*PROMPT*: Write out exactly the lines below that run from the line containing "OCR this image." through the last line of the records.

*ENTRIES SUPPLIED*:
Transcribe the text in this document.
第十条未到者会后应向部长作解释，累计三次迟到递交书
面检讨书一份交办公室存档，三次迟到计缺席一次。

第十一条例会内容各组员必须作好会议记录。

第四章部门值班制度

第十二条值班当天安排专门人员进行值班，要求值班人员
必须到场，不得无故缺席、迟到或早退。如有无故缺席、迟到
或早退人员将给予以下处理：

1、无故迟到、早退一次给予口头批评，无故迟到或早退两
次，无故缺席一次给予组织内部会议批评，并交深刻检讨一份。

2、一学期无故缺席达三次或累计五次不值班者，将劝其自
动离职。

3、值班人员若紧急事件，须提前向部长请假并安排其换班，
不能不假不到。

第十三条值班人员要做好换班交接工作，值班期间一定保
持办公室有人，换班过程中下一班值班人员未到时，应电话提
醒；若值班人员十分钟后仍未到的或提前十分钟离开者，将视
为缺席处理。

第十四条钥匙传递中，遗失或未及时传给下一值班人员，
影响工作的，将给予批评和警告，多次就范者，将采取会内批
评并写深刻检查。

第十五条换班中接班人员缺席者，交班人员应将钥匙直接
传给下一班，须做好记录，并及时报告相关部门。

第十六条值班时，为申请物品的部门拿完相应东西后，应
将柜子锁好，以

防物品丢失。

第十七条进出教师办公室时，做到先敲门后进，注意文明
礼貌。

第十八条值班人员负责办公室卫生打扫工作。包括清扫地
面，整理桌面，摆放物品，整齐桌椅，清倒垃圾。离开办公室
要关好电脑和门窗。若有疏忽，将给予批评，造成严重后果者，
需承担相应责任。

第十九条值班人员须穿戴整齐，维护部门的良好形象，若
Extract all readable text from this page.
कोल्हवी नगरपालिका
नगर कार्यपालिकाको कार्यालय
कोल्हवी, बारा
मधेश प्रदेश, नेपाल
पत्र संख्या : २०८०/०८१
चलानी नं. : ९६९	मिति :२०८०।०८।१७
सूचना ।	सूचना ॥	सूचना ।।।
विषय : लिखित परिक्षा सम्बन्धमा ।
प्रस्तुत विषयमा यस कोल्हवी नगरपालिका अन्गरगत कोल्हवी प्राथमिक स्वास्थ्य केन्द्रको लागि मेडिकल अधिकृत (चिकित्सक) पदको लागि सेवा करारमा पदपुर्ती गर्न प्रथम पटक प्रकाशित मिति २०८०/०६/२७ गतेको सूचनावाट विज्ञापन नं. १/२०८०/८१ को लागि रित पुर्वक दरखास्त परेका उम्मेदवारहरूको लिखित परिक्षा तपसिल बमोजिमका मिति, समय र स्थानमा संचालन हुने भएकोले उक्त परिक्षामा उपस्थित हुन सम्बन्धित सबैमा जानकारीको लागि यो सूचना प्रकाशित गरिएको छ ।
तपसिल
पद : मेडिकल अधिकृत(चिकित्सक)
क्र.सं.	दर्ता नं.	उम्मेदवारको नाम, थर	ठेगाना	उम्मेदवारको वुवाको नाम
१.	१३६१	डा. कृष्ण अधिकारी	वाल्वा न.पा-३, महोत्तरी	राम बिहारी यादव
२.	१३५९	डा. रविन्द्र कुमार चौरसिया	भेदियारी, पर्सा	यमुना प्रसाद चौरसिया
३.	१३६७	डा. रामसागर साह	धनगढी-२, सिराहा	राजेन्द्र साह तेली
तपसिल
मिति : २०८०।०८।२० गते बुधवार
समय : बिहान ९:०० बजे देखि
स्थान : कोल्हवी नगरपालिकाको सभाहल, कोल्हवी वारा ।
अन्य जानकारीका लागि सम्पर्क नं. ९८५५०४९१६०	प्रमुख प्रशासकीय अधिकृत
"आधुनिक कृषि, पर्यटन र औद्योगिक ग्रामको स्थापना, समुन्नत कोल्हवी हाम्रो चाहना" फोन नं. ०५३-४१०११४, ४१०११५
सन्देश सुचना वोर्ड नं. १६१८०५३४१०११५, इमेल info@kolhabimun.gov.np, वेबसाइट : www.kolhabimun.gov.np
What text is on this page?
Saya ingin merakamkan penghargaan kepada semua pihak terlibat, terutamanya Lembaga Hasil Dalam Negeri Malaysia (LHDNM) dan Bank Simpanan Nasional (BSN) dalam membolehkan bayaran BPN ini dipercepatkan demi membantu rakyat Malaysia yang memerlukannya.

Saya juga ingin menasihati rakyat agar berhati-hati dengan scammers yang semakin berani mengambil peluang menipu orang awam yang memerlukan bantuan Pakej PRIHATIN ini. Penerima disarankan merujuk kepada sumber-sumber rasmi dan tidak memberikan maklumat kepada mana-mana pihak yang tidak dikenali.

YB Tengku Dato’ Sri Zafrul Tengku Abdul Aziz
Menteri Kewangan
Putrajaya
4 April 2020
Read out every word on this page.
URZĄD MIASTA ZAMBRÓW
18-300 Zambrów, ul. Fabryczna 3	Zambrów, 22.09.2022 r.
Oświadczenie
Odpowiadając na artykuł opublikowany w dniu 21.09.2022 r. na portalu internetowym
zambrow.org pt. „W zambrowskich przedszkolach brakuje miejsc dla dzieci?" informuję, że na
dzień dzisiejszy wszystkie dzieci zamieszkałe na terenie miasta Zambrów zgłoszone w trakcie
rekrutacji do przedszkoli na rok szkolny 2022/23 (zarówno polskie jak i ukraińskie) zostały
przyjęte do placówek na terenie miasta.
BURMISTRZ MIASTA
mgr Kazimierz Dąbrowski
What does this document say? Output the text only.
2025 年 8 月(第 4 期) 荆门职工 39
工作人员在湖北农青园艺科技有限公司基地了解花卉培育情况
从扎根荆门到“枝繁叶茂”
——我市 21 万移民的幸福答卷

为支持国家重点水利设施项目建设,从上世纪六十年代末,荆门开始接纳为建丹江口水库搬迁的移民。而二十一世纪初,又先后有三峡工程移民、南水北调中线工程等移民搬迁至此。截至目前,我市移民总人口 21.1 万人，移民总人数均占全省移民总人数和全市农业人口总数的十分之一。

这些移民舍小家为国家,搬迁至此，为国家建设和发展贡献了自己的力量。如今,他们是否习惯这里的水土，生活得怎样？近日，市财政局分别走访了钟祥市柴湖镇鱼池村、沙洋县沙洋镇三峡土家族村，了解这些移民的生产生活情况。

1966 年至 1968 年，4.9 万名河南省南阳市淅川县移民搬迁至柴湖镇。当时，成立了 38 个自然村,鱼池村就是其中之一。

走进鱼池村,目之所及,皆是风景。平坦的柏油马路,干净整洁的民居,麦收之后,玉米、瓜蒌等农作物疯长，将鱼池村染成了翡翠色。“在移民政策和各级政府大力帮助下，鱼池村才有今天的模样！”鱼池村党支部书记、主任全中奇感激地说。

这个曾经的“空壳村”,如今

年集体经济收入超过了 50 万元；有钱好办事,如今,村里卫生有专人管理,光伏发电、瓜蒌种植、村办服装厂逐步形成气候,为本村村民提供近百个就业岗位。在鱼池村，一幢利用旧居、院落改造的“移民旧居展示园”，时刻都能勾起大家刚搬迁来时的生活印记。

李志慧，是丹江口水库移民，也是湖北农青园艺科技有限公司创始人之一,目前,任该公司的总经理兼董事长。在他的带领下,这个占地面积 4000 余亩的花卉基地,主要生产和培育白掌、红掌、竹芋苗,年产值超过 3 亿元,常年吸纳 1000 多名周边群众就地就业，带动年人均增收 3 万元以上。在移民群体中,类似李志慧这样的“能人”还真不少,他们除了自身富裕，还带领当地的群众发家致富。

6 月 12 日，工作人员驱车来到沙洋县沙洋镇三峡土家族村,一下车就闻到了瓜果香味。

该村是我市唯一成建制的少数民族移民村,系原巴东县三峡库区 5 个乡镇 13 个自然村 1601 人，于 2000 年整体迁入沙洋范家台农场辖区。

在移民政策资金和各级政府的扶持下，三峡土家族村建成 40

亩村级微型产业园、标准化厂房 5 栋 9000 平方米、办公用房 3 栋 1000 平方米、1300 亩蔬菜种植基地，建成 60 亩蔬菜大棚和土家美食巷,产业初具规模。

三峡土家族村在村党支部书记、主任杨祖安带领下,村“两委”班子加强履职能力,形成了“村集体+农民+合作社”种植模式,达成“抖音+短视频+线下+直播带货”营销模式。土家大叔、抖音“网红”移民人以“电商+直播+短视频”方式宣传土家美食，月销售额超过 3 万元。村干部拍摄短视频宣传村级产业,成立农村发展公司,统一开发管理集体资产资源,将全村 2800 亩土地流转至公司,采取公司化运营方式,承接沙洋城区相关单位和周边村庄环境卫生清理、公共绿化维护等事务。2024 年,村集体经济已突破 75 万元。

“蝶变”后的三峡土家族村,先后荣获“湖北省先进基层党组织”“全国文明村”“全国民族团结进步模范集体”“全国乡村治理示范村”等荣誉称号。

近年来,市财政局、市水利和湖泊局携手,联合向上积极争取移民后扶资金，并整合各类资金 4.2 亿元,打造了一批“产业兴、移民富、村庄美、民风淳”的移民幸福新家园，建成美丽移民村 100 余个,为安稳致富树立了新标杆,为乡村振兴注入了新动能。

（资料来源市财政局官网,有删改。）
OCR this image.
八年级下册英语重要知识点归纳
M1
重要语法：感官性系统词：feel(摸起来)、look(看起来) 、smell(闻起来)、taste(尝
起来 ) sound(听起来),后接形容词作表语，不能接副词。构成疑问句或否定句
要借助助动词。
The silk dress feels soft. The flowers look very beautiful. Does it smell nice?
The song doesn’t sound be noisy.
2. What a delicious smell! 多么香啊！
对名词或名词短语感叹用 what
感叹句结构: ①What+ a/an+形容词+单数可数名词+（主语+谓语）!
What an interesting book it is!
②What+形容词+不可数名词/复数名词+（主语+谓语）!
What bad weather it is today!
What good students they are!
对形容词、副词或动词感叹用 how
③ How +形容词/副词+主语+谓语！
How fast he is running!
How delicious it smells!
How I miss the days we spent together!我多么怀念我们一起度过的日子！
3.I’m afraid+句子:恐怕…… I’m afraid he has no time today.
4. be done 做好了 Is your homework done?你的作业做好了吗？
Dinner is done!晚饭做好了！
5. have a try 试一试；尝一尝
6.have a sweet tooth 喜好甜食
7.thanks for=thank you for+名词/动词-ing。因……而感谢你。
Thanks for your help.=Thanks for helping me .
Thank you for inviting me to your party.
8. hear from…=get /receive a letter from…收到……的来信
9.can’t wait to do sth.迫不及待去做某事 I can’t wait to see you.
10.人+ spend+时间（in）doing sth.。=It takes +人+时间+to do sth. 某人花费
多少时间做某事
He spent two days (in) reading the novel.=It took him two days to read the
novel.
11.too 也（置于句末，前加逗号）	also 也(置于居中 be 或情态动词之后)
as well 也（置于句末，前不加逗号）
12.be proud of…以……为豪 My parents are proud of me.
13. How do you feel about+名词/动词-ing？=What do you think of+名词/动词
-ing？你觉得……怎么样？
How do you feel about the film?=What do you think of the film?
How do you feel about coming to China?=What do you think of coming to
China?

*RESPONSE TO THE EXERCISE*:
OCR this image.
八年级下册英语重要知识点归纳
M1
重要语法：感官性系统词：feel(摸起来)、look(看起来) 、smell(闻起来)、taste(尝
起来 ) sound(听起来),后接形容词作表语，不能接副词。构成疑问句或否定句
要借助助动词。
The silk dress feels soft. The flowers look very beautiful. Does it smell nice?
The song doesn’t sound be noisy.
2. What a delicious smell! 多么香啊！
对名词或名词短语感叹用 what
感叹句结构: ①What+ a/an+形容词+单数可数名词+（主语+谓语）!
What an interesting book it is!
②What+形容词+不可数名词/复数名词+（主语+谓语）!
What bad weather it is today!
What good students they are!
对形容词、副词或动词感叹用 how
③ How +形容词/副词+主语+谓语！
How fast he is running!
How delicious it smells!
How I miss the days we spent together!我多么怀念我们一起度过的日子！
3.I’m afraid+句子:恐怕…… I’m afraid he has no time today.
4. be done 做好了 Is your homework done?你的作业做好了吗？
Dinner is done!晚饭做好了！
5. have a try 试一试；尝一尝
6.have a sweet tooth 喜好甜食
7.thanks for=thank you for+名词/动词-ing。因……而感谢你。
Thanks for your help.=Thanks for helping me .
Thank you for inviting me to your party.
8. hear from…=get /receive a letter from…收到……的来信
9.can’t wait to do sth.迫不及待去做某事 I can’t wait to see you.
10.人+ spend+时间（in）doing sth.。=It takes +人+时间+to do sth. 某人花费
多少时间做某事
He spent two days (in) reading the novel.=It took him two days to read the
novel.
11.too 也（置于句末，前加逗号）	also 也(置于居中 be 或情态动词之后)
as well 也（置于句末，前不加逗号）
12.be proud of…以……为豪 My parents are proud of me.
13. How do you feel about+名词/动词-ing？=What do you think of+名词/动词
-ing？你觉得……怎么样？
How do you feel about the film?=What do you think of the film?
How do you feel about coming to China?=What do you think of coming to
China?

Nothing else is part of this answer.